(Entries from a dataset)
━━━━━━━━━━━━━━━━━━━━
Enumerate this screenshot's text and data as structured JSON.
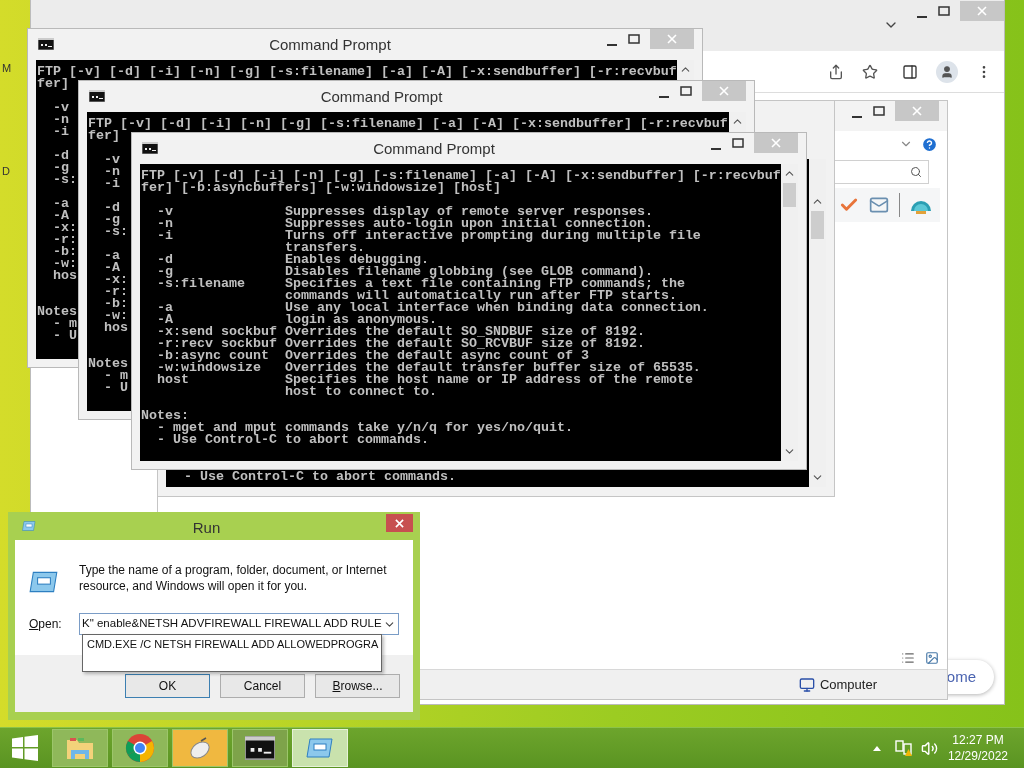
{
  "desktop": {
    "edge_labels": [
      "M",
      "D"
    ]
  },
  "browser": {
    "side_button": "ome"
  },
  "explorer": {
    "status_bar": {
      "location": "Computer"
    }
  },
  "background_console": {
    "lines": [
      "  - Use Control-C to abort commands."
    ]
  },
  "command_windows": [
    {
      "title": "Command Prompt",
      "active": false,
      "lines": [
        {
          "kind": "text",
          "text": "FTP [-v] [-d] [-i] [-n] [-g] [-s:filename] [-a] [-A] [-x:sendbuffer] [-r:recvbuf"
        },
        {
          "kind": "text",
          "text": "fer]"
        },
        {
          "kind": "blank"
        },
        {
          "kind": "text",
          "text": "  -v"
        },
        {
          "kind": "text",
          "text": "  -n"
        },
        {
          "kind": "text",
          "text": "  -i"
        },
        {
          "kind": "blank"
        },
        {
          "kind": "text",
          "text": "  -d"
        },
        {
          "kind": "text",
          "text": "  -g"
        },
        {
          "kind": "text",
          "text": "  -s:"
        },
        {
          "kind": "blank"
        },
        {
          "kind": "text",
          "text": "  -a"
        },
        {
          "kind": "text",
          "text": "  -A"
        },
        {
          "kind": "text",
          "text": "  -x:"
        },
        {
          "kind": "text",
          "text": "  -r:"
        },
        {
          "kind": "text",
          "text": "  -b:"
        },
        {
          "kind": "text",
          "text": "  -w:"
        },
        {
          "kind": "text",
          "text": "  hos"
        },
        {
          "kind": "blank"
        },
        {
          "kind": "blank"
        },
        {
          "kind": "text",
          "text": "Notes"
        },
        {
          "kind": "text",
          "text": "  - m"
        },
        {
          "kind": "text",
          "text": "  - U"
        }
      ]
    },
    {
      "title": "Command Prompt",
      "active": false,
      "lines": [
        {
          "kind": "text",
          "text": "FTP [-v] [-d] [-i] [-n] [-g] [-s:filename] [-a] [-A] [-x:sendbuffer] [-r:recvbuf"
        },
        {
          "kind": "text",
          "text": "fer]"
        },
        {
          "kind": "blank"
        },
        {
          "kind": "text",
          "text": "  -v"
        },
        {
          "kind": "text",
          "text": "  -n"
        },
        {
          "kind": "text",
          "text": "  -i"
        },
        {
          "kind": "blank"
        },
        {
          "kind": "text",
          "text": "  -d"
        },
        {
          "kind": "text",
          "text": "  -g"
        },
        {
          "kind": "text",
          "text": "  -s:"
        },
        {
          "kind": "blank"
        },
        {
          "kind": "text",
          "text": "  -a"
        },
        {
          "kind": "text",
          "text": "  -A"
        },
        {
          "kind": "text",
          "text": "  -x:"
        },
        {
          "kind": "text",
          "text": "  -r:"
        },
        {
          "kind": "text",
          "text": "  -b:"
        },
        {
          "kind": "text",
          "text": "  -w:"
        },
        {
          "kind": "text",
          "text": "  hos"
        },
        {
          "kind": "blank"
        },
        {
          "kind": "blank"
        },
        {
          "kind": "text",
          "text": "Notes"
        },
        {
          "kind": "text",
          "text": "  - m"
        },
        {
          "kind": "text",
          "text": "  - U"
        }
      ]
    },
    {
      "title": "Command Prompt",
      "active": false,
      "lines": [
        {
          "kind": "text",
          "text": "FTP [-v] [-d] [-i] [-n] [-g] [-s:filename] [-a] [-A] [-x:sendbuffer] [-r:recvbuf"
        },
        {
          "kind": "text",
          "text": "fer] [-b:asyncbuffers] [-w:windowsize] [host]"
        },
        {
          "kind": "blank"
        },
        {
          "kind": "text",
          "text": "  -v              Suppresses display of remote server responses."
        },
        {
          "kind": "text",
          "text": "  -n              Suppresses auto-login upon initial connection."
        },
        {
          "kind": "text",
          "text": "  -i              Turns off interactive prompting during multiple file"
        },
        {
          "kind": "text",
          "text": "                  transfers."
        },
        {
          "kind": "text",
          "text": "  -d              Enables debugging."
        },
        {
          "kind": "text",
          "text": "  -g              Disables filename globbing (see GLOB command)."
        },
        {
          "kind": "text",
          "text": "  -s:filename     Specifies a text file containing FTP commands; the"
        },
        {
          "kind": "text",
          "text": "                  commands will automatically run after FTP starts."
        },
        {
          "kind": "text",
          "text": "  -a              Use any local interface when binding data connection."
        },
        {
          "kind": "text",
          "text": "  -A              login as anonymous."
        },
        {
          "kind": "text",
          "text": "  -x:send sockbuf Overrides the default SO_SNDBUF size of 8192."
        },
        {
          "kind": "text",
          "text": "  -r:recv sockbuf Overrides the default SO_RCVBUF size of 8192."
        },
        {
          "kind": "text",
          "text": "  -b:async count  Overrides the default async count of 3"
        },
        {
          "kind": "text",
          "text": "  -w:windowsize   Overrides the default transfer buffer size of 65535."
        },
        {
          "kind": "text",
          "text": "  host            Specifies the host name or IP address of the remote"
        },
        {
          "kind": "text",
          "text": "                  host to connect to."
        },
        {
          "kind": "blank"
        },
        {
          "kind": "text",
          "text": "Notes:"
        },
        {
          "kind": "text",
          "text": "  - mget and mput commands take y/n/q for yes/no/quit."
        },
        {
          "kind": "text",
          "text": "  - Use Control-C to abort commands."
        }
      ]
    }
  ],
  "run_dialog": {
    "title": "Run",
    "active": true,
    "description": "Type the name of a program, folder, document, or Internet resource, and Windows will open it for you.",
    "open_label": "Open:",
    "open_mnemonic": true,
    "open_value": "K\" enable&NETSH ADVFIREWALL FIREWALL ADD RULE",
    "suggestions": [
      "CMD.EXE /C NETSH FIREWALL ADD ALLOWEDPROGRA"
    ],
    "buttons": [
      {
        "label": "OK",
        "default": true,
        "mnemonic": false
      },
      {
        "label": "Cancel",
        "default": false,
        "mnemonic": false
      },
      {
        "label": "Browse...",
        "default": false,
        "mnemonic": true
      }
    ]
  },
  "taskbar": {
    "apps": [
      {
        "kind": "explorer",
        "selected": false
      },
      {
        "kind": "browser",
        "selected": false
      },
      {
        "kind": "mouse",
        "selected": false
      },
      {
        "kind": "console",
        "selected": false
      },
      {
        "kind": "run",
        "selected": true
      }
    ],
    "clock": {
      "time": "12:27 PM",
      "date": "12/29/2022"
    }
  }
}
━━━━━━━━━━━━━━━━━━━━
- [Task statement] Copy the records exactly. Skip the pictures.

- [Right answer]
Enumerate this screenshot's text and data as structured JSON.
{
  "desktop": {
    "edge_labels": [
      "M",
      "D"
    ]
  },
  "browser": {
    "side_button": "ome"
  },
  "explorer": {
    "status_bar": {
      "location": "Computer"
    }
  },
  "background_console": {
    "lines": [
      "  - Use Control-C to abort commands."
    ]
  },
  "command_windows": [
    {
      "title": "Command Prompt",
      "active": false,
      "lines": [
        {
          "kind": "text",
          "text": "FTP [-v] [-d] [-i] [-n] [-g] [-s:filename] [-a] [-A] [-x:sendbuffer] [-r:recvbuf"
        },
        {
          "kind": "text",
          "text": "fer]"
        },
        {
          "kind": "blank"
        },
        {
          "kind": "text",
          "text": "  -v"
        },
        {
          "kind": "text",
          "text": "  -n"
        },
        {
          "kind": "text",
          "text": "  -i"
        },
        {
          "kind": "blank"
        },
        {
          "kind": "text",
          "text": "  -d"
        },
        {
          "kind": "text",
          "text": "  -g"
        },
        {
          "kind": "text",
          "text": "  -s:"
        },
        {
          "kind": "blank"
        },
        {
          "kind": "text",
          "text": "  -a"
        },
        {
          "kind": "text",
          "text": "  -A"
        },
        {
          "kind": "text",
          "text": "  -x:"
        },
        {
          "kind": "text",
          "text": "  -r:"
        },
        {
          "kind": "text",
          "text": "  -b:"
        },
        {
          "kind": "text",
          "text": "  -w:"
        },
        {
          "kind": "text",
          "text": "  hos"
        },
        {
          "kind": "blank"
        },
        {
          "kind": "blank"
        },
        {
          "kind": "text",
          "text": "Notes"
        },
        {
          "kind": "text",
          "text": "  - m"
        },
        {
          "kind": "text",
          "text": "  - U"
        }
      ]
    },
    {
      "title": "Command Prompt",
      "active": false,
      "lines": [
        {
          "kind": "text",
          "text": "FTP [-v] [-d] [-i] [-n] [-g] [-s:filename] [-a] [-A] [-x:sendbuffer] [-r:recvbuf"
        },
        {
          "kind": "text",
          "text": "fer]"
        },
        {
          "kind": "blank"
        },
        {
          "kind": "text",
          "text": "  -v"
        },
        {
          "kind": "text",
          "text": "  -n"
        },
        {
          "kind": "text",
          "text": "  -i"
        },
        {
          "kind": "blank"
        },
        {
          "kind": "text",
          "text": "  -d"
        },
        {
          "kind": "text",
          "text": "  -g"
        },
        {
          "kind": "text",
          "text": "  -s:"
        },
        {
          "kind": "blank"
        },
        {
          "kind": "text",
          "text": "  -a"
        },
        {
          "kind": "text",
          "text": "  -A"
        },
        {
          "kind": "text",
          "text": "  -x:"
        },
        {
          "kind": "text",
          "text": "  -r:"
        },
        {
          "kind": "text",
          "text": "  -b:"
        },
        {
          "kind": "text",
          "text": "  -w:"
        },
        {
          "kind": "text",
          "text": "  hos"
        },
        {
          "kind": "blank"
        },
        {
          "kind": "blank"
        },
        {
          "kind": "text",
          "text": "Notes"
        },
        {
          "kind": "text",
          "text": "  - m"
        },
        {
          "kind": "text",
          "text": "  - U"
        }
      ]
    },
    {
      "title": "Command Prompt",
      "active": false,
      "lines": [
        {
          "kind": "text",
          "text": "FTP [-v] [-d] [-i] [-n] [-g] [-s:filename] [-a] [-A] [-x:sendbuffer] [-r:recvbuf"
        },
        {
          "kind": "text",
          "text": "fer] [-b:asyncbuffers] [-w:windowsize] [host]"
        },
        {
          "kind": "blank"
        },
        {
          "kind": "text",
          "text": "  -v              Suppresses display of remote server responses."
        },
        {
          "kind": "text",
          "text": "  -n              Suppresses auto-login upon initial connection."
        },
        {
          "kind": "text",
          "text": "  -i              Turns off interactive prompting during multiple file"
        },
        {
          "kind": "text",
          "text": "                  transfers."
        },
        {
          "kind": "text",
          "text": "  -d              Enables debugging."
        },
        {
          "kind": "text",
          "text": "  -g              Disables filename globbing (see GLOB command)."
        },
        {
          "kind": "text",
          "text": "  -s:filename     Specifies a text file containing FTP commands; the"
        },
        {
          "kind": "text",
          "text": "                  commands will automatically run after FTP starts."
        },
        {
          "kind": "text",
          "text": "  -a              Use any local interface when binding data connection."
        },
        {
          "kind": "text",
          "text": "  -A              login as anonymous."
        },
        {
          "kind": "text",
          "text": "  -x:send sockbuf Overrides the default SO_SNDBUF size of 8192."
        },
        {
          "kind": "text",
          "text": "  -r:recv sockbuf Overrides the default SO_RCVBUF size of 8192."
        },
        {
          "kind": "text",
          "text": "  -b:async count  Overrides the default async count of 3"
        },
        {
          "kind": "text",
          "text": "  -w:windowsize   Overrides the default transfer buffer size of 65535."
        },
        {
          "kind": "text",
          "text": "  host            Specifies the host name or IP address of the remote"
        },
        {
          "kind": "text",
          "text": "                  host to connect to."
        },
        {
          "kind": "blank"
        },
        {
          "kind": "text",
          "text": "Notes:"
        },
        {
          "kind": "text",
          "text": "  - mget and mput commands take y/n/q for yes/no/quit."
        },
        {
          "kind": "text",
          "text": "  - Use Control-C to abort commands."
        }
      ]
    }
  ],
  "run_dialog": {
    "title": "Run",
    "active": true,
    "description": "Type the name of a program, folder, document, or Internet resource, and Windows will open it for you.",
    "open_label": "Open:",
    "open_mnemonic": true,
    "open_value": "K\" enable&NETSH ADVFIREWALL FIREWALL ADD RULE",
    "suggestions": [
      "CMD.EXE /C NETSH FIREWALL ADD ALLOWEDPROGRA"
    ],
    "buttons": [
      {
        "label": "OK",
        "default": true,
        "mnemonic": false
      },
      {
        "label": "Cancel",
        "default": false,
        "mnemonic": false
      },
      {
        "label": "Browse...",
        "default": false,
        "mnemonic": true
      }
    ]
  },
  "taskbar": {
    "apps": [
      {
        "kind": "explorer",
        "selected": false
      },
      {
        "kind": "browser",
        "selected": false
      },
      {
        "kind": "mouse",
        "selected": false
      },
      {
        "kind": "console",
        "selected": false
      },
      {
        "kind": "run",
        "selected": true
      }
    ],
    "clock": {
      "time": "12:27 PM",
      "date": "12/29/2022"
    }
  }
}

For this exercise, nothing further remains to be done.